→ **Set task**: Copy out all lines that hold "will".

___

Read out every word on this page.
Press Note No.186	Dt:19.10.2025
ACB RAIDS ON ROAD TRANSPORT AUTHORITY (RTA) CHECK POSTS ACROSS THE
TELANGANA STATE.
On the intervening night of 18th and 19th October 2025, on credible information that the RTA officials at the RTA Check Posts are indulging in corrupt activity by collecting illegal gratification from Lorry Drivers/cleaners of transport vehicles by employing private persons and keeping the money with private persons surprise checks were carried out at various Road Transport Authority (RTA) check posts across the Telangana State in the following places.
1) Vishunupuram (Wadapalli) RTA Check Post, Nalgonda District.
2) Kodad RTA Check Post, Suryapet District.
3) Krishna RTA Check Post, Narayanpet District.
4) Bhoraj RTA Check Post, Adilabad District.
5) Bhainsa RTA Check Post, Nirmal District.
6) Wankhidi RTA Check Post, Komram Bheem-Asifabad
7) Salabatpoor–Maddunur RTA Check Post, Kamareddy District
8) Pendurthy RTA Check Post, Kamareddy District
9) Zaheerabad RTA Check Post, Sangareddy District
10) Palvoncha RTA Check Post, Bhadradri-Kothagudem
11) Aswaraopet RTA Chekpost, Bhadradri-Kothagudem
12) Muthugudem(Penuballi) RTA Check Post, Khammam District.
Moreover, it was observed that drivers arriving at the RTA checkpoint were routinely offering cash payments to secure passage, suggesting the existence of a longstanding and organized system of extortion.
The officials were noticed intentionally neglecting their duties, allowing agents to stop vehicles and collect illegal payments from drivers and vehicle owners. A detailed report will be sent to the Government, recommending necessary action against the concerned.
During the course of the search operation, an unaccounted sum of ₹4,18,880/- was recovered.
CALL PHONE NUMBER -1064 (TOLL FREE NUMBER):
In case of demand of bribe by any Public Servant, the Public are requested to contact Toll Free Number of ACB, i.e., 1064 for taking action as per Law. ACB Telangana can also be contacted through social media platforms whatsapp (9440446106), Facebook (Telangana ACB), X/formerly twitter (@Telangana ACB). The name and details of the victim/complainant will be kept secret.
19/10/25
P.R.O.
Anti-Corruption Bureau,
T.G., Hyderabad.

___

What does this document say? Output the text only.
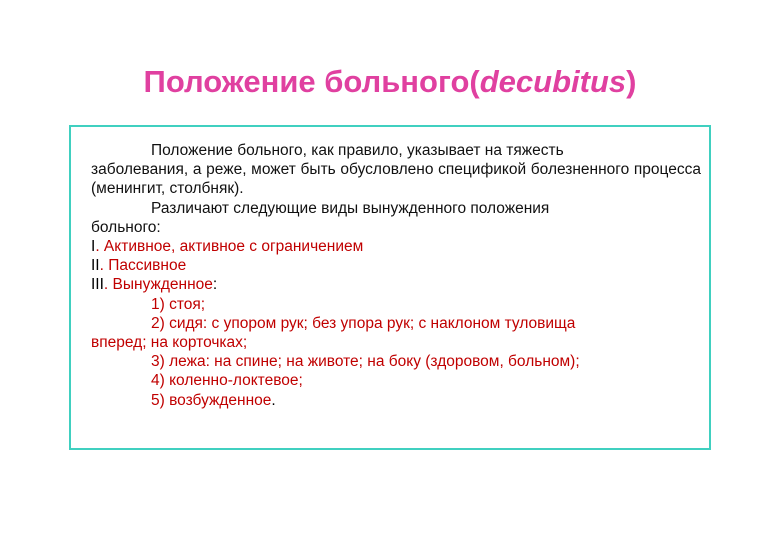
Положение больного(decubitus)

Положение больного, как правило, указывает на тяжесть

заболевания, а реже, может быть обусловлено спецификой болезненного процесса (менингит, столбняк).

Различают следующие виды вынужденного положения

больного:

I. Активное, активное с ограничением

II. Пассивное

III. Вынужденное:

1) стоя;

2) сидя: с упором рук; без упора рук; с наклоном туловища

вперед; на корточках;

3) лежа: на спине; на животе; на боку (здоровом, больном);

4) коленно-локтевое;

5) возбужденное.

___

→ **Written response**:
The officials were noticed intentionally neglecting their duties, allowing agents to stop vehicles and collect illegal payments from drivers and vehicle owners. A detailed report will be sent to the Government, recommending necessary action against the concerned.
In case of demand of bribe by any Public Servant, the Public are requested to contact Toll Free Number of ACB, i.e., 1064 for taking action as per Law. ACB Telangana can also be contacted through social media platforms whatsapp (9440446106), Facebook (Telangana ACB), X/formerly twitter (@Telangana ACB). The name and details of the victim/complainant will be kept secret.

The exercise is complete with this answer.